┌──
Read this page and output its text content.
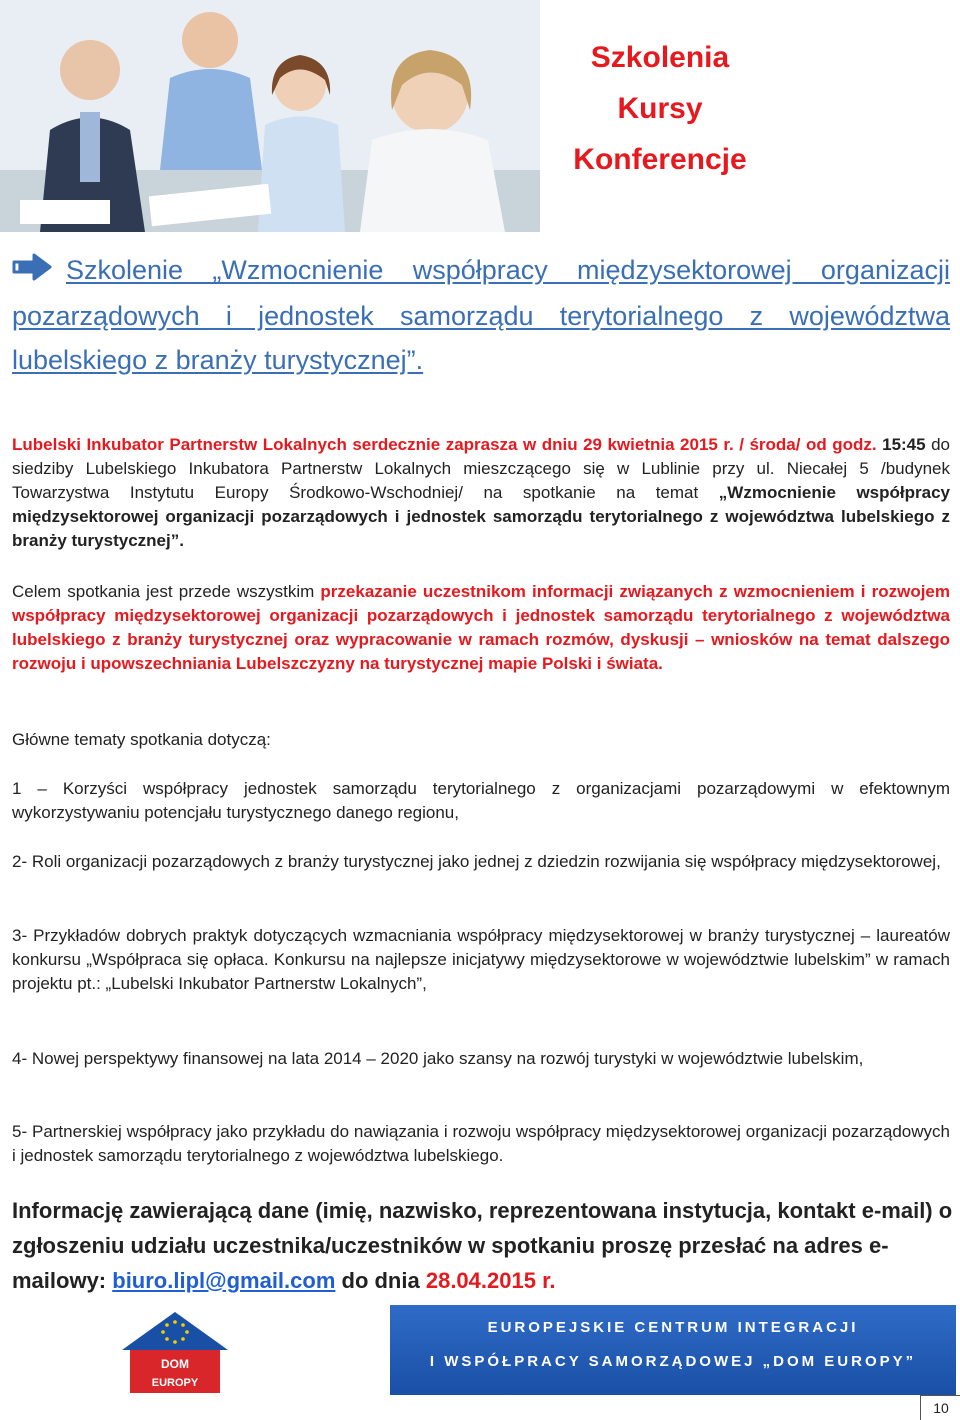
Szkolenia
Kursy
Konferencje
Szkolenie „Wzmocnienie współpracy międzysektorowej organizacji pozarządowych i jednostek samorządu terytorialnego z województwa lubelskiego z branży turystycznej”.
Lubelski Inkubator Partnerstw Lokalnych serdecznie zaprasza w dniu 29 kwietnia 2015 r. / środa/ od godz. 15:45 do siedziby Lubelskiego Inkubatora Partnerstw Lokalnych mieszczącego się w Lublinie przy ul. Niecałej 5 /budynek Towarzystwa Instytutu Europy Środkowo-Wschodniej/ na spotkanie na temat „Wzmocnienie współpracy międzysektorowej organizacji pozarządowych i jednostek samorządu terytorialnego z województwa lubelskiego z branży turystycznej”.
Celem spotkania jest przede wszystkim przekazanie uczestnikom informacji związanych z wzmocnieniem i rozwojem współpracy międzysektorowej organizacji pozarządowych i jednostek samorządu terytorialnego z województwa lubelskiego z branży turystycznej oraz wypracowanie w ramach rozmów, dyskusji – wniosków na temat dalszego rozwoju i upowszechniania Lubelszczyzny na turystycznej mapie Polski i świata.
Główne tematy spotkania dotyczą:
1 – Korzyści współpracy jednostek samorządu terytorialnego z organizacjami pozarządowymi w efektownym wykorzystywaniu potencjału turystycznego danego regionu,
2- Roli organizacji pozarządowych z branży turystycznej jako jednej z dziedzin rozwijania się współpracy międzysektorowej,
3- Przykładów dobrych praktyk dotyczących wzmacniania współpracy międzysektorowej w branży turystycznej – laureatów konkursu „Współpraca się opłaca. Konkursu na najlepsze inicjatywy międzysektorowe w województwie lubelskim” w ramach projektu pt.: „Lubelski Inkubator Partnerstw Lokalnych”,
4- Nowej perspektywy finansowej na lata 2014 – 2020 jako szansy na rozwój turystyki w województwie lubelskim,
5- Partnerskiej współpracy jako przykładu do nawiązania i rozwoju współpracy międzysektorowej organizacji pozarządowych i jednostek samorządu terytorialnego z województwa lubelskiego.
Informację zawierającą dane (imię, nazwisko, reprezentowana instytucja, kontakt e-mail) o zgłoszeniu udziału uczestnika/uczestników w spotkaniu proszę przesłać na adres e-mailowy: biuro.lipl@gmail.com do dnia 28.04.2015 r.
DOM
EUROPY
EUROPEJSKIE CENTRUM INTEGRACJI
I WSPÓŁPRACY SAMORZĄDOWEJ „DOM EUROPY”
10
└──
Copy out every line of the data that includes "lubelskiego".

Response to the exercise:
Szkolenie „Wzmocnienie współpracy międzysektorowej organizacji pozarządowych i jednostek samorządu terytorialnego z województwa lubelskiego z branży turystycznej”.
Lubelski Inkubator Partnerstw Lokalnych serdecznie zaprasza w dniu 29 kwietnia 2015 r. / środa/ od godz. 15:45 do siedziby Lubelskiego Inkubatora Partnerstw Lokalnych mieszczącego się w Lublinie przy ul. Niecałej 5 /budynek Towarzystwa Instytutu Europy Środkowo-Wschodniej/ na spotkanie na temat „Wzmocnienie współpracy międzysektorowej organizacji pozarządowych i jednostek samorządu terytorialnego z województwa lubelskiego z branży turystycznej”.
Celem spotkania jest przede wszystkim przekazanie uczestnikom informacji związanych z wzmocnieniem i rozwojem współpracy międzysektorowej organizacji pozarządowych i jednostek samorządu terytorialnego z województwa lubelskiego z branży turystycznej oraz wypracowanie w ramach rozmów, dyskusji – wniosków na temat dalszego rozwoju i upowszechniania Lubelszczyzny na turystycznej mapie Polski i świata.
5- Partnerskiej współpracy jako przykładu do nawiązania i rozwoju współpracy międzysektorowej organizacji pozarządowych i jednostek samorządu terytorialnego z województwa lubelskiego.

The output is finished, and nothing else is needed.